● WHAT YOU WILL DO: In one to three sentences, explain why petrol's recovery was quicker and more robust, according to the passage on fuel demand below.

Talking about products, LPG throughout has shown resilience and posted robust growth even at the height of the lockdown and has grown by around 6 per cent during April-December 2020. The recovery in petrol has been quicker and robust owing to increased preference for personal vehicles over public transport, restrictions on public transport and pent-up demand. Monthly petrol consumption has been above pre-pandemic levels since September now.  Diesel demand had fallen by 33 per cent in Q1 but the contraction reduced to about 16 per cent in Q2 and was only around 1 per cent in Q3. ATF, of course, has been the hardest hit, but with easing of restrictions, the pick-up in air traffic has been encouraging and the rate of contraction has come down to 45 per cent in Q3 from over 80 per cent in Q1. Domestic passenger traffic at 13.6 million in November 2020 while was approximately 55 per cent below its year-ago level, but around 22 per cent  above October 2020 level, following relaxation of the cap on the number of domestic flights from 60 to 70 per cent of their pre-Covid level by the Civil Aviation Ministry in November 2020.

Moving forward, the oil demand is expected to rise and exceed pre-Covid levels in the January-March 21 and in the next fiscal I expect oil demand to cross 2019-20 levels. With vaccine roll out, the government would be in a position to ease restrictions and this coupled with the pent-up demand and the sheer dynamism of the Indian economy will drive the petroleum demand going forward.

With the economy in recession, what kind of impact do you see on the petroleum sector?

● DATASET RECORDS:
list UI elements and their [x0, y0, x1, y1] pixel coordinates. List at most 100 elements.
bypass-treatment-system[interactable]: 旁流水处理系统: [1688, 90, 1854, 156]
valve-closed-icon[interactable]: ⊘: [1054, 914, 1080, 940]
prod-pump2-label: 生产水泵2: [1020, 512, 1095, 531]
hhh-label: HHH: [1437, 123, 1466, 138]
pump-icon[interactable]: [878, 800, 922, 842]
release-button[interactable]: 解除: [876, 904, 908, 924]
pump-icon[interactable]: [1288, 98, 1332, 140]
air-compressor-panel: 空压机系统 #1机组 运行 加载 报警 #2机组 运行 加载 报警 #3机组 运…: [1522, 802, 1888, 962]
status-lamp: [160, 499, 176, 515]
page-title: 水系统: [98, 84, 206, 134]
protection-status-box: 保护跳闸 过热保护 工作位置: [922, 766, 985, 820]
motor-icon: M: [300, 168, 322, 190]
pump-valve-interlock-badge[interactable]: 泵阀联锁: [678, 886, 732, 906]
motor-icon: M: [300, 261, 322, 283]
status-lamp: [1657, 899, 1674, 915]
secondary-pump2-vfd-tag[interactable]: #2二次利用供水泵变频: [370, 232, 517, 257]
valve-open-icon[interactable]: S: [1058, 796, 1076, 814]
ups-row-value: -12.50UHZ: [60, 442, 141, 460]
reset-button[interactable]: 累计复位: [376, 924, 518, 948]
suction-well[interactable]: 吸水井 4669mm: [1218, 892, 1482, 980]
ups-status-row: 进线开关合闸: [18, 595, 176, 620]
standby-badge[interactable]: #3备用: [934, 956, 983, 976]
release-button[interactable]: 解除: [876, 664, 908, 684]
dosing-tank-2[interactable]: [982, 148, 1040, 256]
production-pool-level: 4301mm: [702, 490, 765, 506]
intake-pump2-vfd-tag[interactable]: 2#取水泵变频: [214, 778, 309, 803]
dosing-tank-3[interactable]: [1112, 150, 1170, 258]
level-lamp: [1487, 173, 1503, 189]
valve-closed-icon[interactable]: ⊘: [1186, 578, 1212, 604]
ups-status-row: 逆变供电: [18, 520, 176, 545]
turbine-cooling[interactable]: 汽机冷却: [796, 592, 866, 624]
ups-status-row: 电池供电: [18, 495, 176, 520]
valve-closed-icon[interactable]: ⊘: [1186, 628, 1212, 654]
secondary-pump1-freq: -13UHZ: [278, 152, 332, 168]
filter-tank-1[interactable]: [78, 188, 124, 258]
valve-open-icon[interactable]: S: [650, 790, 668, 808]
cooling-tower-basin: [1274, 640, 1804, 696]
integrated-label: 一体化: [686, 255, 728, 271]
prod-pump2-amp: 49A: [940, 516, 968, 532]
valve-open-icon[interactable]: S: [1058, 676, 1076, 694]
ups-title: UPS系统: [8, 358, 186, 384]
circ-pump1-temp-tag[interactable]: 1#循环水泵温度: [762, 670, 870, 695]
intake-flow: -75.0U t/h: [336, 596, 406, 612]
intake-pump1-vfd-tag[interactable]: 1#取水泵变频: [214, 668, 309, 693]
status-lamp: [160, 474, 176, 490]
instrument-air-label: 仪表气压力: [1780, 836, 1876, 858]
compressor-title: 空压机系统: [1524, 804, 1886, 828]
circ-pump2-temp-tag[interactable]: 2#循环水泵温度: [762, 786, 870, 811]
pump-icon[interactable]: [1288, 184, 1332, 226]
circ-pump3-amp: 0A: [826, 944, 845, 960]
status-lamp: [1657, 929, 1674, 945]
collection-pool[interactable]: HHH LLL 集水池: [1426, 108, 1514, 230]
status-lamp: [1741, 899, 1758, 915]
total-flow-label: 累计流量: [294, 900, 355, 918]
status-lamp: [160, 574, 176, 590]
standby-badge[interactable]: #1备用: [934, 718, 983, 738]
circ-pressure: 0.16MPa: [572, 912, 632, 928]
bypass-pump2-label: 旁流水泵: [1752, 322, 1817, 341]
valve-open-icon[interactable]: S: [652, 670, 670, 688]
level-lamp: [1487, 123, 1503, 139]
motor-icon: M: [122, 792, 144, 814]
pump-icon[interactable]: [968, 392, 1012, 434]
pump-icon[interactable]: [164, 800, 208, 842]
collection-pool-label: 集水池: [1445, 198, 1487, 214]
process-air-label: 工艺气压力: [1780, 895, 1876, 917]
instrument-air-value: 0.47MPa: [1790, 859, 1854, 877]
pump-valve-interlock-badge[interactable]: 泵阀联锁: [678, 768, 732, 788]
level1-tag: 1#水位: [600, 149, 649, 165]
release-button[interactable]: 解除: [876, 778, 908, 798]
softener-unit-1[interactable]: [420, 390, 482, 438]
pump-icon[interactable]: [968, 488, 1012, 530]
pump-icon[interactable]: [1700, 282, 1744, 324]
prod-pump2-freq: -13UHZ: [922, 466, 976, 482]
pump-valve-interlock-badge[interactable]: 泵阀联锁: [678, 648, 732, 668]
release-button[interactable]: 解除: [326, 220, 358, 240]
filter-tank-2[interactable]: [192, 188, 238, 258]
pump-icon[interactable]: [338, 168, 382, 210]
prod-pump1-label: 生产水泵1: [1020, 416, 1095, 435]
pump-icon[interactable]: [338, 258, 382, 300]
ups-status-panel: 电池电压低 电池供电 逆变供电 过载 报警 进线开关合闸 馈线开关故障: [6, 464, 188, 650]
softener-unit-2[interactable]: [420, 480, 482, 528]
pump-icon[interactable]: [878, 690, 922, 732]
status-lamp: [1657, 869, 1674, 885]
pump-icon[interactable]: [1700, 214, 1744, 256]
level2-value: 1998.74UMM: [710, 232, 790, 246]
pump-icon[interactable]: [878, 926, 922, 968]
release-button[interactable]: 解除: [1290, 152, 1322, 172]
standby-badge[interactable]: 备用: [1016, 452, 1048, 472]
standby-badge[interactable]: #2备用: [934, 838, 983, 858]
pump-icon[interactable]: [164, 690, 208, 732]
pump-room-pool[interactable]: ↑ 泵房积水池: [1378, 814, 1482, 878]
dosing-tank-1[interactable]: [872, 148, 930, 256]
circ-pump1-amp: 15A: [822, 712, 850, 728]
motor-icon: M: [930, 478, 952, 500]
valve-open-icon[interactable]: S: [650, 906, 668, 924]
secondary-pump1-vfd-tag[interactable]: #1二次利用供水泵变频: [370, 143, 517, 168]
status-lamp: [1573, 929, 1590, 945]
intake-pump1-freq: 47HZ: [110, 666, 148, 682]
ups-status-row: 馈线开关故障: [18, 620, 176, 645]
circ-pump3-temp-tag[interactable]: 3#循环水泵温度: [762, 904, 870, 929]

● ANSWER BOX: Petrol recovered faster because people increasingly preferred personal vehicles over public transport, public transport faced restrictions, and there was pent-up demand.